> _WORK TASK_
Find the string "screenshot" in the data, and copy out each line that has it.

== Segment start ==

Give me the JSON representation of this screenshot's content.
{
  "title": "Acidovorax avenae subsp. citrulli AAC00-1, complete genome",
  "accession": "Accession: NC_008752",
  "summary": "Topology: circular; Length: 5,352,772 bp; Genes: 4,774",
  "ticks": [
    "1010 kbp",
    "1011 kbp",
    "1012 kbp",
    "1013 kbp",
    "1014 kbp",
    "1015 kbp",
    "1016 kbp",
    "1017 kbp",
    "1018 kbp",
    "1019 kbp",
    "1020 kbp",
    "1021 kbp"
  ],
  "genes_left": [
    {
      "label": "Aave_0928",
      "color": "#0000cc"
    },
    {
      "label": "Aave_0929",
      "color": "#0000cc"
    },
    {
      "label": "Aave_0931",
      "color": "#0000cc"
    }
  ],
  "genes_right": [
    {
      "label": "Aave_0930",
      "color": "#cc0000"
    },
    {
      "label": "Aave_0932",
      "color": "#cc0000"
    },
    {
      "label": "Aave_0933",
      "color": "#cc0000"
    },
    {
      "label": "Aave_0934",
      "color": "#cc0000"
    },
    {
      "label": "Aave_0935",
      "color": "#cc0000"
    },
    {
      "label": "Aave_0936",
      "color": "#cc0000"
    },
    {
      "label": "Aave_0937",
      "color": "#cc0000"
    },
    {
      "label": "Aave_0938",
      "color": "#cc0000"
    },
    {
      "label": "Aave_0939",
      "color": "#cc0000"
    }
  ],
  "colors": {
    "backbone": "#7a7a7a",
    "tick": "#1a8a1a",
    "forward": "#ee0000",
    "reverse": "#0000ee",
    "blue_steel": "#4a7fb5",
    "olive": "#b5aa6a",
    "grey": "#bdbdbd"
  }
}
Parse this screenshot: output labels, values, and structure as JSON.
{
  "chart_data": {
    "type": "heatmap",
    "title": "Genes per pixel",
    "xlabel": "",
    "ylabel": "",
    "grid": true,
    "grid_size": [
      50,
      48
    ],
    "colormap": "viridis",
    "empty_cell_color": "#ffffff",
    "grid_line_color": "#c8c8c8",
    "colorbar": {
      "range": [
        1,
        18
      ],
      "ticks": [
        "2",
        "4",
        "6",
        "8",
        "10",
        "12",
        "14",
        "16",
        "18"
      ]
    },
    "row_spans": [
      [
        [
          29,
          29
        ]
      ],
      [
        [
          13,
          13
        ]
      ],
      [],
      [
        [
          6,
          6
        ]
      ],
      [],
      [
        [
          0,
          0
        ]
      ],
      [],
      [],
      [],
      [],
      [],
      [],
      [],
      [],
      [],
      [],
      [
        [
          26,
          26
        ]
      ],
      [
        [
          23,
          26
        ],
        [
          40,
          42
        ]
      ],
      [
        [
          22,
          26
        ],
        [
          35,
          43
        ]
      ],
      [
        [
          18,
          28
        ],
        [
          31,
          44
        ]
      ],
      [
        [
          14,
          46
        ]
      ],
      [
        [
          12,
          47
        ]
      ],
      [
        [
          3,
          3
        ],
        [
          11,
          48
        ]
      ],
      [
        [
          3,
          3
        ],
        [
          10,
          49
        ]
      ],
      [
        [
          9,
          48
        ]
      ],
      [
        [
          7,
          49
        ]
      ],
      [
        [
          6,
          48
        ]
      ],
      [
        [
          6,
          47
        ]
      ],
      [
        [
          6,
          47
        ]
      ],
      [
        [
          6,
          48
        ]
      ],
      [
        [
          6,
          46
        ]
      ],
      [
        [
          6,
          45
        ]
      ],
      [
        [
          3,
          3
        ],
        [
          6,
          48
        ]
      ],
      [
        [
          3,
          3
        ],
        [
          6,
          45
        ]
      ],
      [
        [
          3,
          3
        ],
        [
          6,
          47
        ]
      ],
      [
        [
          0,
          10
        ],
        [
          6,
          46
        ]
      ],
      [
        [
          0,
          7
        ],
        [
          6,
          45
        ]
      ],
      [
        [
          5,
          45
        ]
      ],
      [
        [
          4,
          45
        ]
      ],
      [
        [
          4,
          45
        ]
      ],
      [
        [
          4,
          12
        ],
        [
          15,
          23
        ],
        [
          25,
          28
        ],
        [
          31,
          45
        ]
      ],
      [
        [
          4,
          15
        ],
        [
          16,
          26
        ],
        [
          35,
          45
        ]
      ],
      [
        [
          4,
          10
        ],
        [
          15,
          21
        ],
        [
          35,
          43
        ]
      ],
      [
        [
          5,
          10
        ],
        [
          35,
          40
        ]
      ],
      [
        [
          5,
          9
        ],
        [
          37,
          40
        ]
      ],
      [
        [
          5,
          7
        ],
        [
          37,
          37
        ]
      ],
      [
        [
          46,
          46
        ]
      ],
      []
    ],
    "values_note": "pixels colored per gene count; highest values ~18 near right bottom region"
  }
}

== Segment end ==

> _SOLVED EXERCISE_
Give me the JSON representation of this screenshot's content.
Parse this screenshot: output labels, values, and structure as JSON.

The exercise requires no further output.